(Saved data entries)

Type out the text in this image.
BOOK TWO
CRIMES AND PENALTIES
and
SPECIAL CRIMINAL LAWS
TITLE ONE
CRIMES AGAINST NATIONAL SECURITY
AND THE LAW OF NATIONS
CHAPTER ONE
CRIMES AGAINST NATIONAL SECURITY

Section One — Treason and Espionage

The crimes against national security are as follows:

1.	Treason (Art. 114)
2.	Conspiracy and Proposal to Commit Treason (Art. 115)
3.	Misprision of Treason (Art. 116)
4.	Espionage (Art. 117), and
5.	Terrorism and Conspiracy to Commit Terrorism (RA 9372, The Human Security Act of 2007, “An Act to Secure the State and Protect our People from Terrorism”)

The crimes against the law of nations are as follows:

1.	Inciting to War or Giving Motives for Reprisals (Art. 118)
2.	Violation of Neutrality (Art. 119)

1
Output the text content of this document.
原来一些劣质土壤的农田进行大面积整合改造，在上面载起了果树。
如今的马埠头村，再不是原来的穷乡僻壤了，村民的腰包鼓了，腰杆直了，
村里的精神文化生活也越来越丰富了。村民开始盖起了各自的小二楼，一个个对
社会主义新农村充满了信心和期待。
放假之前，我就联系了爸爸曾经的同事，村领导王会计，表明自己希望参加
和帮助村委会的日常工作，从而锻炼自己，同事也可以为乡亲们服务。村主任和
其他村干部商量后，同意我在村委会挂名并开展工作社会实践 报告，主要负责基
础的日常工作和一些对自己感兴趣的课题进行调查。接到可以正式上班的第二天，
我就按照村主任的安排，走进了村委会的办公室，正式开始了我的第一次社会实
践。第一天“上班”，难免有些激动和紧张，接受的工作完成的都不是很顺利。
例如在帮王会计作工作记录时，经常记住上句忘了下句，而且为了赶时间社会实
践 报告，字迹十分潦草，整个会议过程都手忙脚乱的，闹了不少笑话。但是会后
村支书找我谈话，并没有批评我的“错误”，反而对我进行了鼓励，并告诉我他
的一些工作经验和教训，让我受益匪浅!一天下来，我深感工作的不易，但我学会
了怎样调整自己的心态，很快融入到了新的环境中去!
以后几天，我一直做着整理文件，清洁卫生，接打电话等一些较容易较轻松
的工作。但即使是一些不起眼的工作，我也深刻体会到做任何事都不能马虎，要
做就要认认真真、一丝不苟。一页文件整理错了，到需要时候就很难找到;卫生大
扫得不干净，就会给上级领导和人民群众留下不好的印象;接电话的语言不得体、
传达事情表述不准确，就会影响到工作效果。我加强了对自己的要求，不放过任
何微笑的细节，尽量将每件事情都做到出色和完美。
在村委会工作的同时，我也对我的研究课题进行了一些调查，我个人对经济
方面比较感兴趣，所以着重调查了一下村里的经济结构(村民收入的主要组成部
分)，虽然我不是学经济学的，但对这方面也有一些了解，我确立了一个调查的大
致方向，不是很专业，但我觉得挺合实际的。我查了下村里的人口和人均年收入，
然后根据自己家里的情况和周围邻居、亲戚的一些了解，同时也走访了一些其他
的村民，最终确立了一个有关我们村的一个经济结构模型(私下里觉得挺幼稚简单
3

* **OBJECTIVE**: How many of the lines above hold "Treason"? Answer with only the number.

* **COMPLETE ANSWER**: 4